- [What is required] Repeat the listing in full. Nothing may be added or left out.

- [Data provided]

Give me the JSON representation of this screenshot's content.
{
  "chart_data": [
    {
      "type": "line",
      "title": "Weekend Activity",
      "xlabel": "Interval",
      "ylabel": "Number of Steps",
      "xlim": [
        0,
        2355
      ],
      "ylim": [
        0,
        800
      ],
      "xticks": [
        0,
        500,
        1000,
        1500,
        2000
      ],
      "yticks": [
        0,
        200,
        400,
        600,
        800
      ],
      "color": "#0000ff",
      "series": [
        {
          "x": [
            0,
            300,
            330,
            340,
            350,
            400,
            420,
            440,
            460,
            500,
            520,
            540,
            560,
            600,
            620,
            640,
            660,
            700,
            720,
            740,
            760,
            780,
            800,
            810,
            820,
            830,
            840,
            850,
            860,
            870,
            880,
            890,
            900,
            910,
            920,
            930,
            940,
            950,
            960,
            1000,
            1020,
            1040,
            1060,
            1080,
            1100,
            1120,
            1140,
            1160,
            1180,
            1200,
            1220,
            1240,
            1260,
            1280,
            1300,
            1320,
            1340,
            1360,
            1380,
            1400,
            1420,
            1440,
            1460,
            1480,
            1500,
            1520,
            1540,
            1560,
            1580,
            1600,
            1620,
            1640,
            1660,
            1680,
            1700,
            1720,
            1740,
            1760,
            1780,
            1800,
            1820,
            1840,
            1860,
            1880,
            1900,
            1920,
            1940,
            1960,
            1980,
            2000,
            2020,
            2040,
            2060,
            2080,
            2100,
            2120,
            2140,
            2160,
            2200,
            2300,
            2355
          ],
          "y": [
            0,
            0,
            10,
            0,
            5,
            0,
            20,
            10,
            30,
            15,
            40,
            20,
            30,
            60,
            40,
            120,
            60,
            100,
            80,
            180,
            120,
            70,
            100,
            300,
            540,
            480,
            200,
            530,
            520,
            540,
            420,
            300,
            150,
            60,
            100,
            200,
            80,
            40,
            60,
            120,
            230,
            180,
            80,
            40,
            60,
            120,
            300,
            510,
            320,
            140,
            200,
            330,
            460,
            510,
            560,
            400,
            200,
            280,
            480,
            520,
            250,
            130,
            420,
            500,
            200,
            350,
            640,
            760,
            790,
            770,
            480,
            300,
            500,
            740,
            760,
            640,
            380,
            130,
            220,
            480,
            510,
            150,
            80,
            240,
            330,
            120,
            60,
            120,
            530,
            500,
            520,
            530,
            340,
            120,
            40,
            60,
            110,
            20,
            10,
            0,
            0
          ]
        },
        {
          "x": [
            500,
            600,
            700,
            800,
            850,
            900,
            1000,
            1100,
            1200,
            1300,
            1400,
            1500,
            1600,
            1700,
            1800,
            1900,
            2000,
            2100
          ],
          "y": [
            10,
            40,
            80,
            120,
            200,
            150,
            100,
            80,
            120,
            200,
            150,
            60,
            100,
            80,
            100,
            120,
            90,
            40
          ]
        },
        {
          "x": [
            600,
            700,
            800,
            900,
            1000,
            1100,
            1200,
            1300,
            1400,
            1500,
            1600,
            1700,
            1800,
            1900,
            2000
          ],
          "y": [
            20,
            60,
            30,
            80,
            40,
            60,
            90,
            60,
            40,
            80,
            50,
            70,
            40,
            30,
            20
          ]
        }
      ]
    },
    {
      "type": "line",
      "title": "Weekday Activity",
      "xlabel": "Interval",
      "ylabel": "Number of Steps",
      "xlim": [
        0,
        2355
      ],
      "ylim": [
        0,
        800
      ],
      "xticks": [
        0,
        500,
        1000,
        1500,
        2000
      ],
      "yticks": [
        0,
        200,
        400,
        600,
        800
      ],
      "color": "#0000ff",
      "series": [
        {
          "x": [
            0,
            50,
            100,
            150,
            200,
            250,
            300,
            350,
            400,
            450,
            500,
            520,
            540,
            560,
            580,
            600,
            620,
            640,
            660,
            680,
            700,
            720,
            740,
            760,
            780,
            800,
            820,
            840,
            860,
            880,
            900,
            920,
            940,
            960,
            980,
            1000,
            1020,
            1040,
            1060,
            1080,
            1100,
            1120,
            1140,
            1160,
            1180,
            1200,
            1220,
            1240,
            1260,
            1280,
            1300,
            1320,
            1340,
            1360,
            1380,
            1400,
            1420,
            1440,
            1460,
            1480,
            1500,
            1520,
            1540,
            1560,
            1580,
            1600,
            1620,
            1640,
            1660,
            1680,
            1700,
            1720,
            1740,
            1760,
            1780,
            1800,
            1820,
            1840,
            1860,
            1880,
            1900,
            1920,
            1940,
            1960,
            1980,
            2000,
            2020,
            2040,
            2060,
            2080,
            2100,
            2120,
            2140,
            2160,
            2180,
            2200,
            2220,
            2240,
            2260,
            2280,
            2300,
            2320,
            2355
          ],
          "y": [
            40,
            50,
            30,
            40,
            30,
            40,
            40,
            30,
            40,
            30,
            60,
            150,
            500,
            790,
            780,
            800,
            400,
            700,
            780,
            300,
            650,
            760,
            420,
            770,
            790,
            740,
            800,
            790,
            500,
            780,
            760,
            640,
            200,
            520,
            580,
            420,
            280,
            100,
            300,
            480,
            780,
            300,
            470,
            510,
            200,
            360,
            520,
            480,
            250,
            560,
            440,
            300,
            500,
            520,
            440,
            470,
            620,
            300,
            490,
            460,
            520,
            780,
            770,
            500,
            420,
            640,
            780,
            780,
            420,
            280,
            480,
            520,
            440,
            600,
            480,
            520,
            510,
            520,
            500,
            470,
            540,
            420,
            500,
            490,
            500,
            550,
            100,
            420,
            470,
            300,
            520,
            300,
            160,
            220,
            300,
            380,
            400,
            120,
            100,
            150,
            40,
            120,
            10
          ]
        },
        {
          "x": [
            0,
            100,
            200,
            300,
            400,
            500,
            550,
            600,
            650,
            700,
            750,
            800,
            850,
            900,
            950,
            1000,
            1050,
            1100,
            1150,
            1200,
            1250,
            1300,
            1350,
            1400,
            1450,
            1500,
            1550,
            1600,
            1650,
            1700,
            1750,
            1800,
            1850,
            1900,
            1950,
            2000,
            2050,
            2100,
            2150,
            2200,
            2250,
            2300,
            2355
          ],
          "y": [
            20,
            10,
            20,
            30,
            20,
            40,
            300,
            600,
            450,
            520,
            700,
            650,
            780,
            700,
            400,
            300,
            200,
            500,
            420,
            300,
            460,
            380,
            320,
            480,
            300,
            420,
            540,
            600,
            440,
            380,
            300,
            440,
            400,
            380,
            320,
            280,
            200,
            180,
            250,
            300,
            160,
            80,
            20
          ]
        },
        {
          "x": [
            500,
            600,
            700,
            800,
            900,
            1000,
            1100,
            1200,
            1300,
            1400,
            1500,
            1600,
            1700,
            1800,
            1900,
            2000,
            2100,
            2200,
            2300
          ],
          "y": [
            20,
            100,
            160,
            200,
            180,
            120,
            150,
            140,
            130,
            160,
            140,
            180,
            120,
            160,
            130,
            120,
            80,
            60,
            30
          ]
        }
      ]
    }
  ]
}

- [Written response]
Give me the JSON representation of this screenshot's content.
{
  "chart_data": [
    {
      "type": "line",
      "title": "Weekend Activity",
      "xlabel": "Interval",
      "ylabel": "Number of Steps",
      "xlim": [
        0,
        2355
      ],
      "ylim": [
        0,
        800
      ],
      "xticks": [
        0,
        500,
        1000,
        1500,
        2000
      ],
      "yticks": [
        0,
        200,
        400,
        600,
        800
      ],
      "color": "#0000ff",
      "series": [
        {
          "x": [
            0,
            300,
            330,
            340,
            350,
            400,
            420,
            440,
            460,
            500,
            520,
            540,
            560,
            600,
            620,
            640,
            660,
            700,
            720,
            740,
            760,
            780,
            800,
            810,
            820,
            830,
            840,
            850,
            860,
            870,
            880,
            890,
            900,
            910,
            920,
            930,
            940,
            950,
            960,
            1000,
            1020,
            1040,
            1060,
            1080,
            1100,
            1120,
            1140,
            1160,
            1180,
            1200,
            1220,
            1240,
            1260,
            1280,
            1300,
            1320,
            1340,
            1360,
            1380,
            1400,
            1420,
            1440,
            1460,
            1480,
            1500,
            1520,
            1540,
            1560,
            1580,
            1600,
            1620,
            1640,
            1660,
            1680,
            1700,
            1720,
            1740,
            1760,
            1780,
            1800,
            1820,
            1840,
            1860,
            1880,
            1900,
            1920,
            1940,
            1960,
            1980,
            2000,
            2020,
            2040,
            2060,
            2080,
            2100,
            2120,
            2140,
            2160,
            2200,
            2300,
            2355
          ],
          "y": [
            0,
            0,
            10,
            0,
            5,
            0,
            20,
            10,
            30,
            15,
            40,
            20,
            30,
            60,
            40,
            120,
            60,
            100,
            80,
            180,
            120,
            70,
            100,
            300,
            540,
            480,
            200,
            530,
            520,
            540,
            420,
            300,
            150,
            60,
            100,
            200,
            80,
            40,
            60,
            120,
            230,
            180,
            80,
            40,
            60,
            120,
            300,
            510,
            320,
            140,
            200,
            330,
            460,
            510,
            560,
            400,
            200,
            280,
            480,
            520,
            250,
            130,
            420,
            500,
            200,
            350,
            640,
            760,
            790,
            770,
            480,
            300,
            500,
            740,
            760,
            640,
            380,
            130,
            220,
            480,
            510,
            150,
            80,
            240,
            330,
            120,
            60,
            120,
            530,
            500,
            520,
            530,
            340,
            120,
            40,
            60,
            110,
            20,
            10,
            0,
            0
          ]
        },
        {
          "x": [
            500,
            600,
            700,
            800,
            850,
            900,
            1000,
            1100,
            1200,
            1300,
            1400,
            1500,
            1600,
            1700,
            1800,
            1900,
            2000,
            2100
          ],
          "y": [
            10,
            40,
            80,
            120,
            200,
            150,
            100,
            80,
            120,
            200,
            150,
            60,
            100,
            80,
            100,
            120,
            90,
            40
          ]
        },
        {
          "x": [
            600,
            700,
            800,
            900,
            1000,
            1100,
            1200,
            1300,
            1400,
            1500,
            1600,
            1700,
            1800,
            1900,
            2000
          ],
          "y": [
            20,
            60,
            30,
            80,
            40,
            60,
            90,
            60,
            40,
            80,
            50,
            70,
            40,
            30,
            20
          ]
        }
      ]
    },
    {
      "type": "line",
      "title": "Weekday Activity",
      "xlabel": "Interval",
      "ylabel": "Number of Steps",
      "xlim": [
        0,
        2355
      ],
      "ylim": [
        0,
        800
      ],
      "xticks": [
        0,
        500,
        1000,
        1500,
        2000
      ],
      "yticks": [
        0,
        200,
        400,
        600,
        800
      ],
      "color": "#0000ff",
      "series": [
        {
          "x": [
            0,
            50,
            100,
            150,
            200,
            250,
            300,
            350,
            400,
            450,
            500,
            520,
            540,
            560,
            580,
            600,
            620,
            640,
            660,
            680,
            700,
            720,
            740,
            760,
            780,
            800,
            820,
            840,
            860,
            880,
            900,
            920,
            940,
            960,
            980,
            1000,
            1020,
            1040,
            1060,
            1080,
            1100,
            1120,
            1140,
            1160,
            1180,
            1200,
            1220,
            1240,
            1260,
            1280,
            1300,
            1320,
            1340,
            1360,
            1380,
            1400,
            1420,
            1440,
            1460,
            1480,
            1500,
            1520,
            1540,
            1560,
            1580,
            1600,
            1620,
            1640,
            1660,
            1680,
            1700,
            1720,
            1740,
            1760,
            1780,
            1800,
            1820,
            1840,
            1860,
            1880,
            1900,
            1920,
            1940,
            1960,
            1980,
            2000,
            2020,
            2040,
            2060,
            2080,
            2100,
            2120,
            2140,
            2160,
            2180,
            2200,
            2220,
            2240,
            2260,
            2280,
            2300,
            2320,
            2355
          ],
          "y": [
            40,
            50,
            30,
            40,
            30,
            40,
            40,
            30,
            40,
            30,
            60,
            150,
            500,
            790,
            780,
            800,
            400,
            700,
            780,
            300,
            650,
            760,
            420,
            770,
            790,
            740,
            800,
            790,
            500,
            780,
            760,
            640,
            200,
            520,
            580,
            420,
            280,
            100,
            300,
            480,
            780,
            300,
            470,
            510,
            200,
            360,
            520,
            480,
            250,
            560,
            440,
            300,
            500,
            520,
            440,
            470,
            620,
            300,
            490,
            460,
            520,
            780,
            770,
            500,
            420,
            640,
            780,
            780,
            420,
            280,
            480,
            520,
            440,
            600,
            480,
            520,
            510,
            520,
            500,
            470,
            540,
            420,
            500,
            490,
            500,
            550,
            100,
            420,
            470,
            300,
            520,
            300,
            160,
            220,
            300,
            380,
            400,
            120,
            100,
            150,
            40,
            120,
            10
          ]
        },
        {
          "x": [
            0,
            100,
            200,
            300,
            400,
            500,
            550,
            600,
            650,
            700,
            750,
            800,
            850,
            900,
            950,
            1000,
            1050,
            1100,
            1150,
            1200,
            1250,
            1300,
            1350,
            1400,
            1450,
            1500,
            1550,
            1600,
            1650,
            1700,
            1750,
            1800,
            1850,
            1900,
            1950,
            2000,
            2050,
            2100,
            2150,
            2200,
            2250,
            2300,
            2355
          ],
          "y": [
            20,
            10,
            20,
            30,
            20,
            40,
            300,
            600,
            450,
            520,
            700,
            650,
            780,
            700,
            400,
            300,
            200,
            500,
            420,
            300,
            460,
            380,
            320,
            480,
            300,
            420,
            540,
            600,
            440,
            380,
            300,
            440,
            400,
            380,
            320,
            280,
            200,
            180,
            250,
            300,
            160,
            80,
            20
          ]
        },
        {
          "x": [
            500,
            600,
            700,
            800,
            900,
            1000,
            1100,
            1200,
            1300,
            1400,
            1500,
            1600,
            1700,
            1800,
            1900,
            2000,
            2100,
            2200,
            2300
          ],
          "y": [
            20,
            100,
            160,
            200,
            180,
            120,
            150,
            140,
            130,
            160,
            140,
            180,
            120,
            160,
            130,
            120,
            80,
            60,
            30
          ]
        }
      ]
    }
  ]
}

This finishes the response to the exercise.